__Stored records__.
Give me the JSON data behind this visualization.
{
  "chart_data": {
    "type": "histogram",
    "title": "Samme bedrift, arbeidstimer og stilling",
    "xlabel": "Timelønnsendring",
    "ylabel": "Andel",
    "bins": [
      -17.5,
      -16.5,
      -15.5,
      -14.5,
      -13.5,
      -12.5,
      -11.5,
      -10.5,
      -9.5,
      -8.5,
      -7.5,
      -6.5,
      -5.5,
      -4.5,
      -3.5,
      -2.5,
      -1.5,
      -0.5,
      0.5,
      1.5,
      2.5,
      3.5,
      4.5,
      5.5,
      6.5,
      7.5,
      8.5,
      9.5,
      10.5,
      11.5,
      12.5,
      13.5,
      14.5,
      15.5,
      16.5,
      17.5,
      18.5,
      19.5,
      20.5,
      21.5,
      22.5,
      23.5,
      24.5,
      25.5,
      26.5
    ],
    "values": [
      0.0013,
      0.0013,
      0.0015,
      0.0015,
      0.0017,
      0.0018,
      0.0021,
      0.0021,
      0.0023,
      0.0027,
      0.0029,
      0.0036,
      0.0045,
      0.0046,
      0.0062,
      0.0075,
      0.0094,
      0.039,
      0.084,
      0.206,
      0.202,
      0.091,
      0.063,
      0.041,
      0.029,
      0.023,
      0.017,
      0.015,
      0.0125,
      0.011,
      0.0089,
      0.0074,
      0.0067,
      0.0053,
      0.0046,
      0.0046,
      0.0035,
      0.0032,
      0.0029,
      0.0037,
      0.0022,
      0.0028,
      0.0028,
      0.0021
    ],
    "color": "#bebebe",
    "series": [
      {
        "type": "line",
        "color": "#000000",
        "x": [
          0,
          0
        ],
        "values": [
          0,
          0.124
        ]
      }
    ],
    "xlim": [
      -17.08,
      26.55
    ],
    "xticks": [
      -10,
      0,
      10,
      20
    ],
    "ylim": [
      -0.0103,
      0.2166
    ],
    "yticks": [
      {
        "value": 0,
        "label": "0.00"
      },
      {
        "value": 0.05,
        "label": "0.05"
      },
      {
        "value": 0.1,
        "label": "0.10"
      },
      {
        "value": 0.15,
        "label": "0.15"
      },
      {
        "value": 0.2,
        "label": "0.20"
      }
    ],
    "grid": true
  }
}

__Exercise prompt__.
Reproduce the entries above exactly.

__Task output__.
Give me the JSON data behind this visualization.
{
  "chart_data": {
    "type": "histogram",
    "title": "Samme bedrift, arbeidstimer og stilling",
    "xlabel": "Timelønnsendring",
    "ylabel": "Andel",
    "bins": [
      -17.5,
      -16.5,
      -15.5,
      -14.5,
      -13.5,
      -12.5,
      -11.5,
      -10.5,
      -9.5,
      -8.5,
      -7.5,
      -6.5,
      -5.5,
      -4.5,
      -3.5,
      -2.5,
      -1.5,
      -0.5,
      0.5,
      1.5,
      2.5,
      3.5,
      4.5,
      5.5,
      6.5,
      7.5,
      8.5,
      9.5,
      10.5,
      11.5,
      12.5,
      13.5,
      14.5,
      15.5,
      16.5,
      17.5,
      18.5,
      19.5,
      20.5,
      21.5,
      22.5,
      23.5,
      24.5,
      25.5,
      26.5
    ],
    "values": [
      0.0013,
      0.0013,
      0.0015,
      0.0015,
      0.0017,
      0.0018,
      0.0021,
      0.0021,
      0.0023,
      0.0027,
      0.0029,
      0.0036,
      0.0045,
      0.0046,
      0.0062,
      0.0075,
      0.0094,
      0.039,
      0.084,
      0.206,
      0.202,
      0.091,
      0.063,
      0.041,
      0.029,
      0.023,
      0.017,
      0.015,
      0.0125,
      0.011,
      0.0089,
      0.0074,
      0.0067,
      0.0053,
      0.0046,
      0.0046,
      0.0035,
      0.0032,
      0.0029,
      0.0037,
      0.0022,
      0.0028,
      0.0028,
      0.0021
    ],
    "color": "#bebebe",
    "series": [
      {
        "type": "line",
        "color": "#000000",
        "x": [
          0,
          0
        ],
        "values": [
          0,
          0.124
        ]
      }
    ],
    "xlim": [
      -17.08,
      26.55
    ],
    "xticks": [
      -10,
      0,
      10,
      20
    ],
    "ylim": [
      -0.0103,
      0.2166
    ],
    "yticks": [
      {
        "value": 0,
        "label": "0.00"
      },
      {
        "value": 0.05,
        "label": "0.05"
      },
      {
        "value": 0.1,
        "label": "0.10"
      },
      {
        "value": 0.15,
        "label": "0.15"
      },
      {
        "value": 0.2,
        "label": "0.20"
      }
    ],
    "grid": true
  }
}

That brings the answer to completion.